**Materials provided**
_ _ _ _

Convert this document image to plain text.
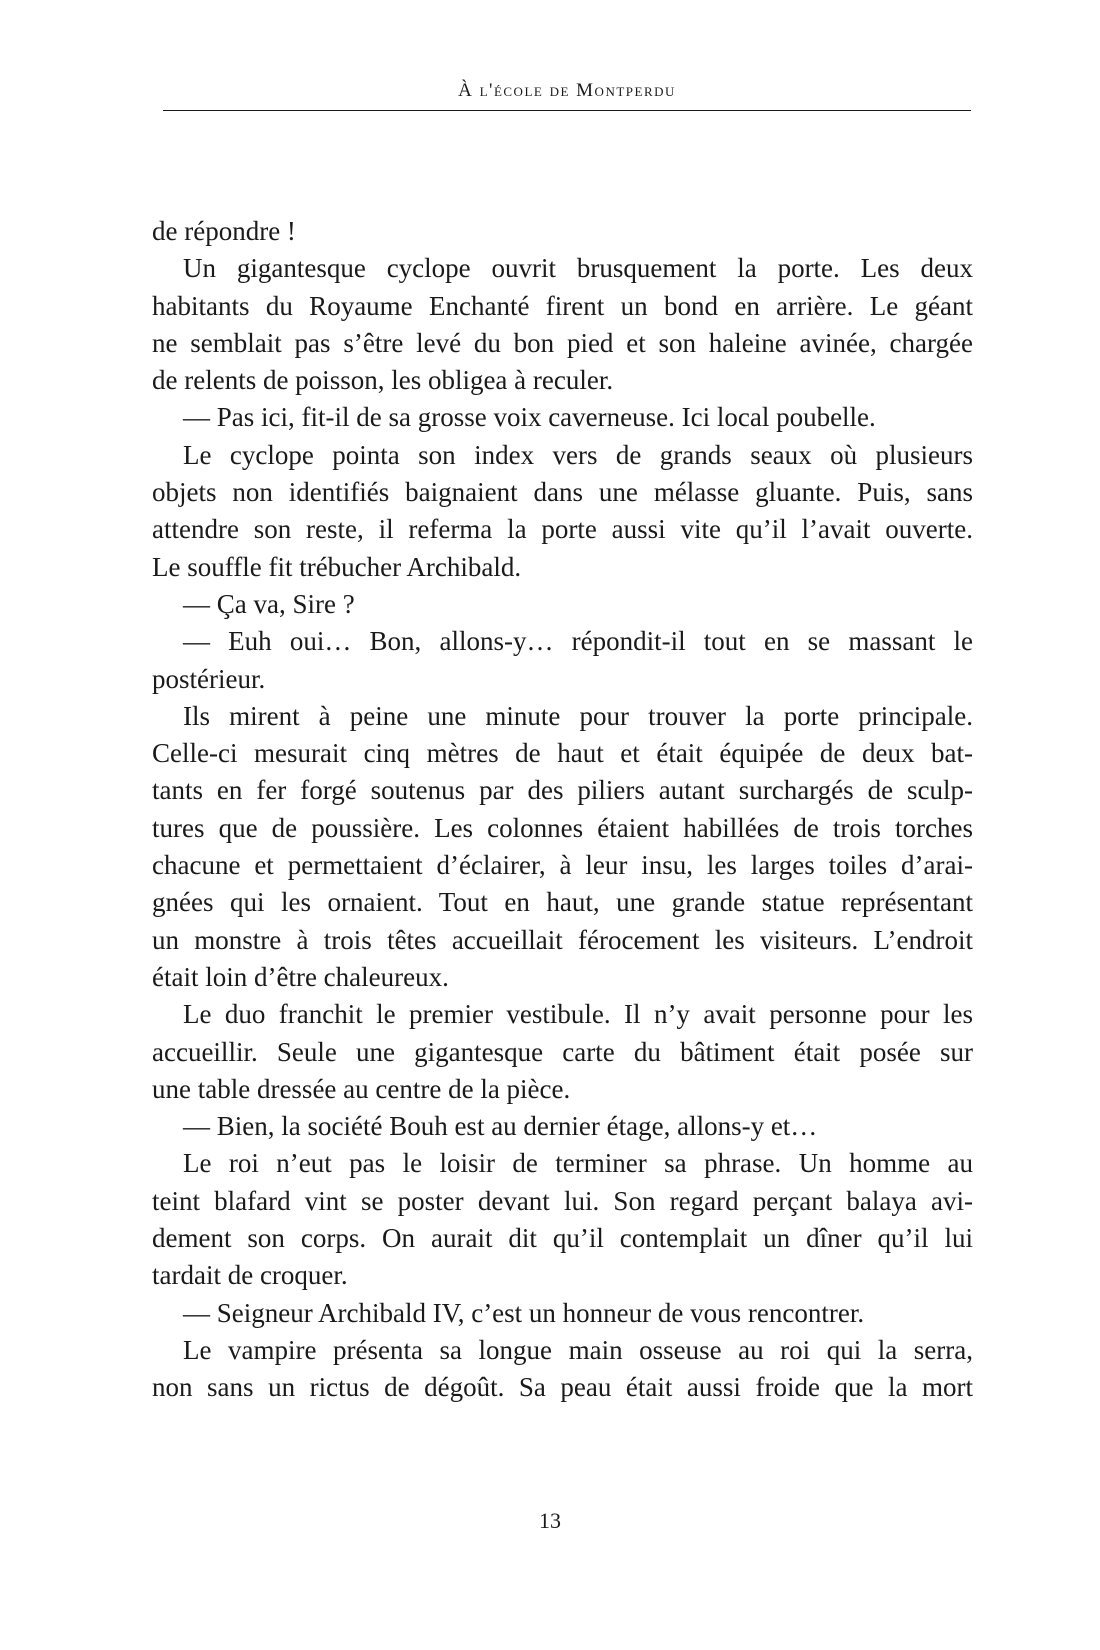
À l'école de Montperdu
de répondre !
Un gigantesque cyclope ouvrit brusquement la porte. Les deux
habitants du Royaume Enchanté firent un bond en arrière. Le géant
ne semblait pas s’être levé du bon pied et son haleine avinée, chargée
de relents de poisson, les obligea à reculer.
— Pas ici, fit-il de sa grosse voix caverneuse. Ici local poubelle.
Le cyclope pointa son index vers de grands seaux où plusieurs
objets non identifiés baignaient dans une mélasse gluante. Puis, sans
attendre son reste, il referma la porte aussi vite qu’il l’avait ouverte.
Le souffle fit trébucher Archibald.
— Ça va, Sire ?
— Euh oui… Bon, allons-y… répondit-il tout en se massant le
postérieur.
Ils mirent à peine une minute pour trouver la porte principale.
Celle-ci mesurait cinq mètres de haut et était équipée de deux bat-
tants en fer forgé soutenus par des piliers autant surchargés de sculp-
tures que de poussière. Les colonnes étaient habillées de trois torches
chacune et permettaient d’éclairer, à leur insu, les larges toiles d’arai-
gnées qui les ornaient. Tout en haut, une grande statue représentant
un monstre à trois têtes accueillait férocement les visiteurs. L’endroit
était loin d’être chaleureux.
Le duo franchit le premier vestibule. Il n’y avait personne pour les
accueillir. Seule une gigantesque carte du bâtiment était posée sur
une table dressée au centre de la pièce.
— Bien, la société Bouh est au dernier étage, allons-y et…
Le roi n’eut pas le loisir de terminer sa phrase. Un homme au
teint blafard vint se poster devant lui. Son regard perçant balaya avi-
dement son corps. On aurait dit qu’il contemplait un dîner qu’il lui
tardait de croquer.
— Seigneur Archibald IV, c’est un honneur de vous rencontrer.
Le vampire présenta sa longue main osseuse au roi qui la serra,
non sans un rictus de dégoût. Sa peau était aussi froide que la mort
13
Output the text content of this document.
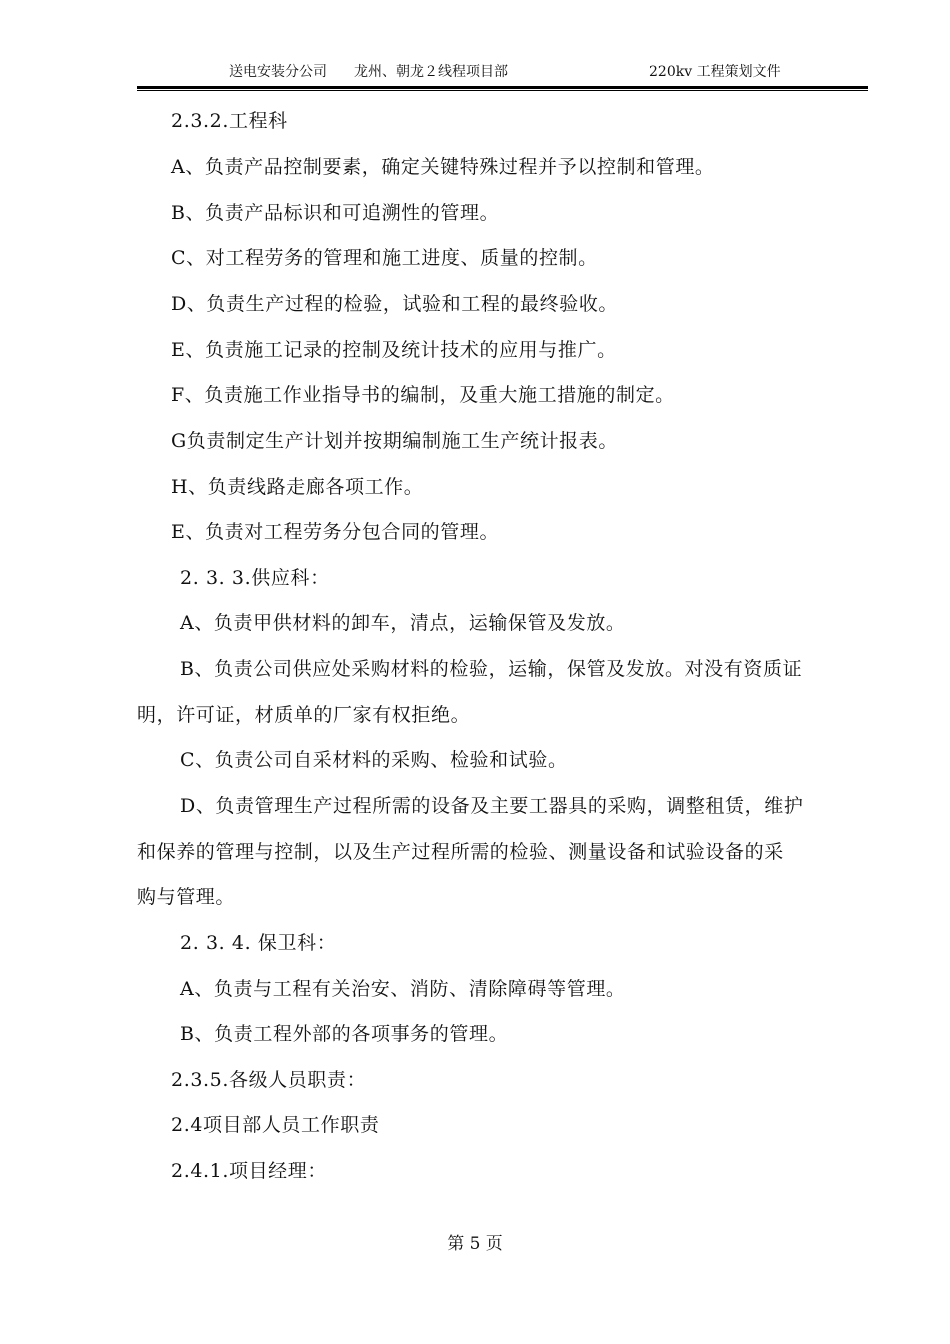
送电安装分公司 龙州、朝龙２线程项目部	220kv 工程策划文件
2.3.2.工程科
A、负责产品控制要素，确定关键特殊过程并予以控制和管理。
B、负责产品标识和可追溯性的管理。
C、对工程劳务的管理和施工进度、质量的控制。
D、负责生产过程的检验，试验和工程的最终验收。
E、负责施工记录的控制及统计技术的应用与推广。
F、负责施工作业指导书的编制，及重大施工措施的制定。
G负责制定生产计划并按期编制施工生产统计报表。
H、负责线路走廊各项工作。
E、负责对工程劳务分包合同的管理。
2. 3. 3.供应科：
A、负责甲供材料的卸车，清点，运输保管及发放。
B、负责公司供应处采购材料的检验，运输，保管及发放。对没有资质证
明，许可证，材质单的厂家有权拒绝。
C、负责公司自采材料的采购、检验和试验。
D、负责管理生产过程所需的设备及主要工器具的采购，调整租赁，维护
和保养的管理与控制，以及生产过程所需的检验、测量设备和试验设备的采
购与管理。
2. 3. 4. 保卫科：
A、负责与工程有关治安、消防、清除障碍等管理。
B、负责工程外部的各项事务的管理。
2.3.5.各级人员职责：
2.4项目部人员工作职责
2.4.1.项目经理：
第 5 页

_ _ _ _

**Task brief**
Scan the lines for the string "allons". Pick out every line that has it.

**Complete output**
— Euh oui… Bon, allons-y… répondit-il tout en se massant le
— Bien, la société Bouh est au dernier étage, allons-y et…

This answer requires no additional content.